Starting at the line that contains "left-scrollbar-thumb[interactable] (1106, 335, 1118, 395)" and stopping after the line that contains "tree-sel-common[interactable]: ▶ 📁", reproduce only those items with every "sidebar-item" changed to "nav-item" and everything else left as it is.

-- -- --

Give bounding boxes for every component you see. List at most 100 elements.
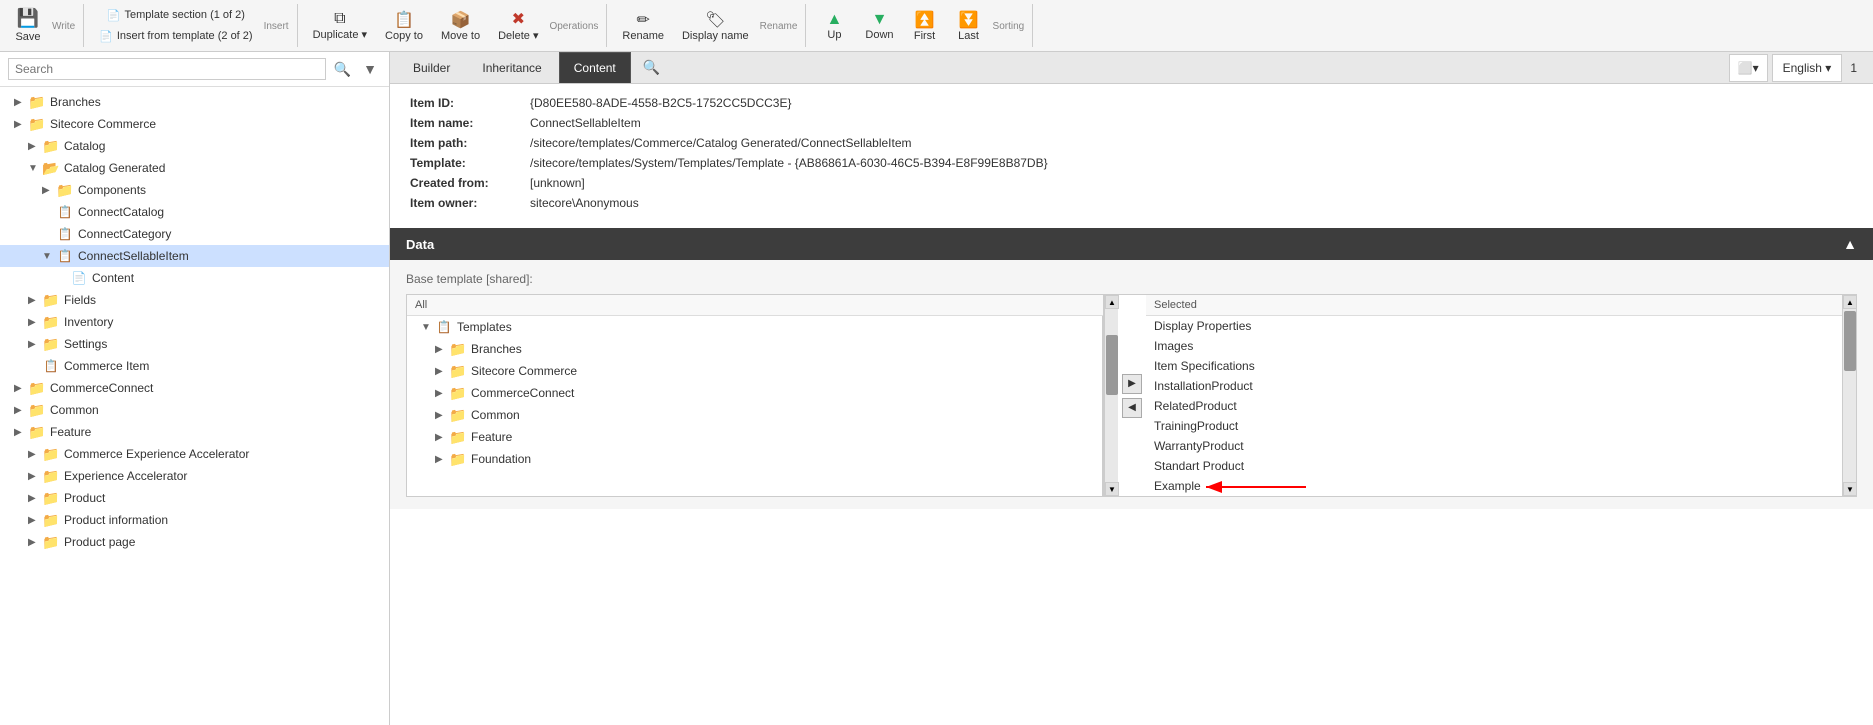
left-scrollbar-thumb[interactable] (1106, 335, 1118, 395)
language-selector[interactable]: English ▾ (1772, 54, 1843, 82)
sidebar-item-commerce-connect[interactable]: ▶ 📁 CommerceConnect (0, 377, 389, 399)
display-name-button[interactable]: 🏷 Display name (675, 7, 756, 45)
settings-toggle[interactable]: ▶ (28, 339, 42, 350)
move-to-button[interactable]: 📦 Move to (434, 7, 487, 45)
content-search-icon[interactable]: 🔍 (633, 53, 670, 82)
move-right-button[interactable]: ▶ (1122, 374, 1142, 394)
sidebar-item-product[interactable]: ▶ 📁 Product (0, 487, 389, 509)
sitecore-commerce-label: Sitecore Commerce (50, 117, 156, 131)
insert-from-template-button[interactable]: 📄 Insert from template (2 of 2) (92, 27, 259, 46)
copy-to-button[interactable]: 📋 Copy to (378, 7, 430, 45)
selected-display-properties[interactable]: Display Properties (1146, 316, 1842, 336)
connect-sellable-toggle[interactable]: ▼ (42, 251, 56, 262)
product-page-toggle[interactable]: ▶ (28, 537, 42, 548)
selected-related-product[interactable]: RelatedProduct (1146, 396, 1842, 416)
commerce-connect-toggle[interactable]: ▶ (14, 383, 28, 394)
sel-commerce-connect-toggle[interactable]: ▶ (435, 388, 449, 399)
language-label: English ▾ (1783, 61, 1832, 75)
sidebar-item-catalog[interactable]: ▶ 📁 Catalog (0, 135, 389, 157)
sidebar-item-settings[interactable]: ▶ 📁 Settings (0, 333, 389, 355)
sitecore-commerce-toggle[interactable]: ▶ (14, 119, 28, 130)
sidebar-item-fields[interactable]: ▶ 📁 Fields (0, 289, 389, 311)
sidebar-item-exp-accel[interactable]: ▶ 📁 Experience Accelerator (0, 465, 389, 487)
catalog-generated-toggle[interactable]: ▼ (28, 163, 42, 174)
inventory-toggle[interactable]: ▶ (28, 317, 42, 328)
tree-selector-right[interactable]: Display Properties Images Item Specifica… (1146, 316, 1842, 496)
product-toggle[interactable]: ▶ (28, 493, 42, 504)
exp-accel-toggle[interactable]: ▶ (28, 471, 42, 482)
sidebar-item-feature[interactable]: ▶ 📁 Feature (0, 421, 389, 443)
tree-sel-common[interactable]: ▶ 📁 Common (407, 404, 1102, 426)
sidebar-item-commerce-item[interactable]: ▶ 📋 Commerce Item (0, 355, 389, 377)
search-input[interactable] (8, 58, 326, 80)
catalog-toggle[interactable]: ▶ (28, 141, 42, 152)
delete-button[interactable]: ✖ Delete ▾ (491, 6, 545, 45)
sidebar-item-common[interactable]: ▶ 📁 Common (0, 399, 389, 421)
templates-toggle[interactable]: ▼ (421, 322, 435, 333)
tree-selector-left[interactable]: ▼ 📋 Templates ▶ 📁 Branches (407, 316, 1103, 496)
tree-sel-feature[interactable]: ▶ 📁 Feature (407, 426, 1102, 448)
sidebar-item-content[interactable]: ▶ 📄 Content (0, 267, 389, 289)
right-scrollbar-thumb[interactable] (1844, 311, 1856, 371)
components-toggle[interactable]: ▶ (42, 185, 56, 196)
sorting-group-label: Sorting (993, 21, 1025, 32)
save-button[interactable]: 💾 Save (8, 5, 48, 46)
sidebar-item-product-information[interactable]: ▶ 📁 Product information (0, 509, 389, 531)
move-left-button[interactable]: ◀ (1122, 398, 1142, 418)
sidebar-item-inventory[interactable]: ▶ 📁 Inventory (0, 311, 389, 333)
tree-sel-templates[interactable]: ▼ 📋 Templates (407, 316, 1102, 338)
data-section-collapse-icon[interactable]: ▲ (1843, 236, 1857, 252)
branches-toggle[interactable]: ▶ (14, 97, 28, 108)
sidebar-item-product-page[interactable]: ▶ 📁 Product page (0, 531, 389, 553)
fields-toggle[interactable]: ▶ (28, 295, 42, 306)
commerce-connect-label: CommerceConnect (50, 381, 153, 395)
sidebar-item-components[interactable]: ▶ 📁 Components (0, 179, 389, 201)
first-button[interactable]: ⏫ First (905, 7, 945, 45)
search-icon[interactable]: 🔍 (330, 59, 355, 80)
insert-group: 📄 Template section (1 of 2) 📄 Insert fro… (92, 4, 297, 47)
sidebar-item-catalog-generated[interactable]: ▼ 📂 Catalog Generated (0, 157, 389, 179)
left-scrollbar-up[interactable]: ▲ (1105, 295, 1119, 309)
sidebar-item-sitecore-commerce[interactable]: ▶ 📁 Sitecore Commerce (0, 113, 389, 135)
selected-installation-product[interactable]: InstallationProduct (1146, 376, 1842, 396)
left-scrollbar[interactable]: ▲ ▼ (1104, 295, 1118, 496)
sidebar-item-connect-sellable-item[interactable]: ▼ 📋 ConnectSellableItem (0, 245, 389, 267)
sidebar-item-connect-category[interactable]: ▶ 📋 ConnectCategory (0, 223, 389, 245)
sel-common-toggle[interactable]: ▶ (435, 410, 449, 421)
right-scrollbar-down[interactable]: ▼ (1843, 482, 1857, 496)
sel-sitecore-commerce-toggle[interactable]: ▶ (435, 366, 449, 377)
last-button[interactable]: ⏬ Last (949, 7, 989, 45)
duplicate-icon: ⧉ (334, 10, 345, 28)
selected-training-product[interactable]: TrainingProduct (1146, 416, 1842, 436)
feature-toggle[interactable]: ▶ (14, 427, 28, 438)
down-button[interactable]: ▼ Down (858, 8, 900, 44)
tree-sel-branches[interactable]: ▶ 📁 Branches (407, 338, 1102, 360)
common-toggle[interactable]: ▶ (14, 405, 28, 416)
rename-button[interactable]: ✏ Rename (615, 7, 671, 45)
selected-images[interactable]: Images (1146, 336, 1842, 356)
content-icon-btn[interactable]: ⬜▾ (1729, 54, 1768, 82)
tree-sel-sitecore-commerce[interactable]: ▶ 📁 Sitecore Commerce (407, 360, 1102, 382)
commerce-exp-accel-toggle[interactable]: ▶ (28, 449, 42, 460)
right-scrollbar-up[interactable]: ▲ (1843, 295, 1857, 309)
sel-foundation-toggle[interactable]: ▶ (435, 454, 449, 465)
sidebar-item-commerce-exp-accel[interactable]: ▶ 📁 Commerce Experience Accelerator (0, 443, 389, 465)
sel-branches-toggle[interactable]: ▶ (435, 344, 449, 355)
sidebar-item-branches[interactable]: ▶ 📁 Branches (0, 91, 389, 113)
up-button[interactable]: ▲ Up (814, 8, 854, 44)
sel-feature-toggle[interactable]: ▶ (435, 432, 449, 443)
tab-builder[interactable]: Builder (398, 52, 465, 83)
selected-warranty-product[interactable]: WarrantyProduct (1146, 436, 1842, 456)
product-info-toggle[interactable]: ▶ (28, 515, 42, 526)
selected-item-specifications[interactable]: Item Specifications (1146, 356, 1842, 376)
tab-content[interactable]: Content (559, 52, 631, 83)
duplicate-button[interactable]: ⧉ Duplicate ▾ (306, 7, 374, 44)
tree-sel-commerce-connect[interactable]: ▶ 📁 CommerceConnect (407, 382, 1102, 404)
search-dropdown-icon[interactable]: ▼ (359, 59, 381, 79)
tab-inheritance[interactable]: Inheritance (467, 52, 556, 83)
selected-example[interactable]: Example (1146, 476, 1842, 496)
left-scrollbar-down[interactable]: ▼ (1105, 482, 1119, 496)
template-section-button[interactable]: 📄 Template section (1 of 2) (92, 6, 259, 25)
tree-sel-foundation[interactable]: ▶ 📁 Foundation (407, 448, 1102, 470)
sidebar-item-connect-catalog[interactable]: ▶ 📋 ConnectCatalog (0, 201, 389, 223)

-- -- --

• _Exercise output_:
left-scrollbar-thumb[interactable] (1106, 335, 1118, 395)
language-selector[interactable]: English ▾ (1772, 54, 1843, 82)
nav-item-commerce-connect[interactable]: ▶ 📁 CommerceConnect (0, 377, 389, 399)
display-name-button[interactable]: 🏷 Display name (675, 7, 756, 45)
settings-toggle[interactable]: ▶ (28, 339, 42, 350)
move-to-button[interactable]: 📦 Move to (434, 7, 487, 45)
content-search-icon[interactable]: 🔍 (633, 53, 670, 82)
move-right-button[interactable]: ▶ (1122, 374, 1142, 394)
nav-item-product[interactable]: ▶ 📁 Product (0, 487, 389, 509)
sitecore-commerce-label: Sitecore Commerce (50, 117, 156, 131)
insert-from-template-button[interactable]: 📄 Insert from template (2 of 2) (92, 27, 259, 46)
copy-to-button[interactable]: 📋 Copy to (378, 7, 430, 45)
selected-display-properties[interactable]: Display Properties (1146, 316, 1842, 336)
connect-sellable-toggle[interactable]: ▼ (42, 251, 56, 262)
product-page-toggle[interactable]: ▶ (28, 537, 42, 548)
selected-related-product[interactable]: RelatedProduct (1146, 396, 1842, 416)
commerce-connect-toggle[interactable]: ▶ (14, 383, 28, 394)
sel-commerce-connect-toggle[interactable]: ▶ (435, 388, 449, 399)
language-label: English ▾ (1783, 61, 1832, 75)
nav-item-catalog[interactable]: ▶ 📁 Catalog (0, 135, 389, 157)
nav-item-settings[interactable]: ▶ 📁 Settings (0, 333, 389, 355)
sitecore-commerce-toggle[interactable]: ▶ (14, 119, 28, 130)
nav-item-fields[interactable]: ▶ 📁 Fields (0, 289, 389, 311)
nav-item-exp-accel[interactable]: ▶ 📁 Experience Accelerator (0, 465, 389, 487)
catalog-generated-toggle[interactable]: ▼ (28, 163, 42, 174)
inventory-toggle[interactable]: ▶ (28, 317, 42, 328)
tree-selector-right[interactable]: Display Properties Images Item Specifica… (1146, 316, 1842, 496)
product-toggle[interactable]: ▶ (28, 493, 42, 504)
exp-accel-toggle[interactable]: ▶ (28, 471, 42, 482)
nav-item-feature[interactable]: ▶ 📁 Feature (0, 421, 389, 443)
tree-sel-common[interactable]: ▶ 📁 Common (407, 404, 1102, 426)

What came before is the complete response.